* [Consignes]:
• a. D'après l'extrait, quels sont les deux candidats désignés par Museveni ?
• b. Recopiez sans rien changer le passage de l'extrait qui va de "Museveni les a" jusqu'à "à ces rumeurs." inclus.

===== Extrait =====

Museveni les a humiliés en ne faisant même pas référence à leur candidat. Pour prévenir toute contestation sérieuse, sans paraître cependant vouloir imposer sa volonté, Museveni n'a désigné que deux candidats: son favori, James Wapakhabulo et Betty Akech, une politicienne dont beaucoup d'Ougandais n'avaient jamais entendu parler. Celle-ci déclina rapidement la désignation, laissant donc le premier l'emporter sans opposition. On raconte qu'Akech avait été "prévenue", avant sa désignation, qu'elle aurait à se retirer, étant entendu qu'elle serait nommée ministre par la suite. Sa nomination comme ministre un mois plus tard donne du crédit à ces rumeurs.

Si la volonté de Museveni n'était un facteur décisif que dans le Mouvement, peu d'Ougandais probable-ment s'en soucieraient. Après tout, toutes les principales organisations politiques ne sont-elles pas propriété virtuelle de leurs fondateurs? Milton Obote, en exil, s'était accroché à la présidence du Congrès du peuple ougandais depuis l'indépendance de 1962 et Paul Ssemongerere à celle du Parti démocratique depuis 1980. C'est l'extension de cette prédominance aux structures gouvernementales qui préoccupe, certains législateurs accusant Museveni de "chantage politique".

===== Matériel =====

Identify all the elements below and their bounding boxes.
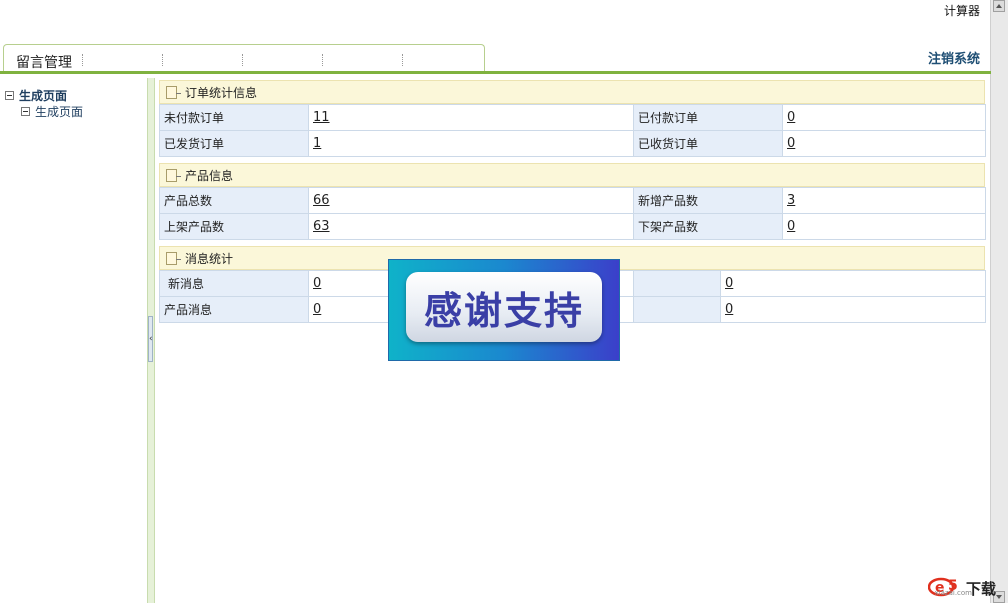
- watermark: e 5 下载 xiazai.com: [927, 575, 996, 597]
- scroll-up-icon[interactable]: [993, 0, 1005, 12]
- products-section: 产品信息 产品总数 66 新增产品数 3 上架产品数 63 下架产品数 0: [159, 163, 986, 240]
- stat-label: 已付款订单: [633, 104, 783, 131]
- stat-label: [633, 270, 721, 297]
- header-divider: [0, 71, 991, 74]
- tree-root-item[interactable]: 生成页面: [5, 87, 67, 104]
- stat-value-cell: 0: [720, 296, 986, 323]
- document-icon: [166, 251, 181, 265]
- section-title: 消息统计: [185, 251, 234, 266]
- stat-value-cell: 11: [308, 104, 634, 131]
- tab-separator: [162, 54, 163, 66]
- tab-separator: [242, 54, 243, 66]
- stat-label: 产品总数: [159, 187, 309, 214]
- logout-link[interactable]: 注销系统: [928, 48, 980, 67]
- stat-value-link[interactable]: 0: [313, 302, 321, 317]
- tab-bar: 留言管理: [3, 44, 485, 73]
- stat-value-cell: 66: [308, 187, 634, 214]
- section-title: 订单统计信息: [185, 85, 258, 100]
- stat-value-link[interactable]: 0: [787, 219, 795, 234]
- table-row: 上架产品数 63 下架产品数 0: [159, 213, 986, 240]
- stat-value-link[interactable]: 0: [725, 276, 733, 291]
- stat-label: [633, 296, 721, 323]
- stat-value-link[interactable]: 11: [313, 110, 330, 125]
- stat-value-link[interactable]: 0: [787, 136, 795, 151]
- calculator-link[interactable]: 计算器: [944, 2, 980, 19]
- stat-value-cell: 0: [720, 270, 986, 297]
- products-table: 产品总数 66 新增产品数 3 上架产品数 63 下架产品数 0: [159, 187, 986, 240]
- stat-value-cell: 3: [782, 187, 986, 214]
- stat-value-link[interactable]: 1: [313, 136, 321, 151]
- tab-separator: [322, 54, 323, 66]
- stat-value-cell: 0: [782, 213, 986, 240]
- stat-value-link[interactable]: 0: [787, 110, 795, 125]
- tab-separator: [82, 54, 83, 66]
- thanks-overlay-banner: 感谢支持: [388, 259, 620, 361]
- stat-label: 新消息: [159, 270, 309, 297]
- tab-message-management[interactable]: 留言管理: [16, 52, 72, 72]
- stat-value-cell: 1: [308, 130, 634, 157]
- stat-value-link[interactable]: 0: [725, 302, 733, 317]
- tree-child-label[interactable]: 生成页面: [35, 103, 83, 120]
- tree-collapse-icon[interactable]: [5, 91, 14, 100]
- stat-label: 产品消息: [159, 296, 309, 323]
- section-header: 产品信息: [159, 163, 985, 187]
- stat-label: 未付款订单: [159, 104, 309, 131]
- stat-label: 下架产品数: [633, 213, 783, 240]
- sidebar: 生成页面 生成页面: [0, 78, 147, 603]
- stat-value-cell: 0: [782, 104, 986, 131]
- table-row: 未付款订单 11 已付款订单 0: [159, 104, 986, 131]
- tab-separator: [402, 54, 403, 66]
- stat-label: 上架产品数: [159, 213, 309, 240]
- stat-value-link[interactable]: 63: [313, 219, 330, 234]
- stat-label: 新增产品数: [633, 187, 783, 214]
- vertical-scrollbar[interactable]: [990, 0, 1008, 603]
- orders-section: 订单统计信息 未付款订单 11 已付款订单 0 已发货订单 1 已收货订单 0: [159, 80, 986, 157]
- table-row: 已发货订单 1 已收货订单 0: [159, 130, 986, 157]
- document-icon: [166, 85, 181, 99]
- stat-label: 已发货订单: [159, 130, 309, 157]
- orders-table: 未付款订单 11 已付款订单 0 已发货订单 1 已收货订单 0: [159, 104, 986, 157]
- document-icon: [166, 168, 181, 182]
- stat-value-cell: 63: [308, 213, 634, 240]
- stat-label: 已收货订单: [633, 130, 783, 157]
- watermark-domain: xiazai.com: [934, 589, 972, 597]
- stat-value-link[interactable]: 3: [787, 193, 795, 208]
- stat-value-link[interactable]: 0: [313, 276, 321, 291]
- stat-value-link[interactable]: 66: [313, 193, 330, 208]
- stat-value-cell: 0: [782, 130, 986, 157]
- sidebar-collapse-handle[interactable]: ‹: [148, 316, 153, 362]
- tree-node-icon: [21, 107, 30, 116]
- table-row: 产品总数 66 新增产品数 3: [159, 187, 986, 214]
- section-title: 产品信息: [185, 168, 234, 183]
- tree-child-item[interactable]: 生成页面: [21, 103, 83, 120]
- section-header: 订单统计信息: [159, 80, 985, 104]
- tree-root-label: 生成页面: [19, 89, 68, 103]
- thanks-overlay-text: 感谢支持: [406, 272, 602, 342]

=====

* [Réponses]:
• a. James Wapakhabulo et Betty Akech.

• b.
Museveni les a humiliés en ne faisant même pas référence à leur candidat. Pour prévenir toute contestation sérieuse, sans paraître cependant vouloir imposer sa volonté, Museveni n'a désigné que deux candidats: son favori, James Wapakhabulo et Betty Akech, une politicienne dont beaucoup d'Ougandais n'avaient jamais entendu parler. Celle-ci déclina rapidement la désignation, laissant donc le premier l'emporter sans opposition. On raconte qu'Akech avait été "prévenue", avant sa désignation, qu'elle aurait à se retirer, étant entendu qu'elle serait nommée ministre par la suite. Sa nomination comme ministre un mois plus tard donne du crédit à ces rumeurs.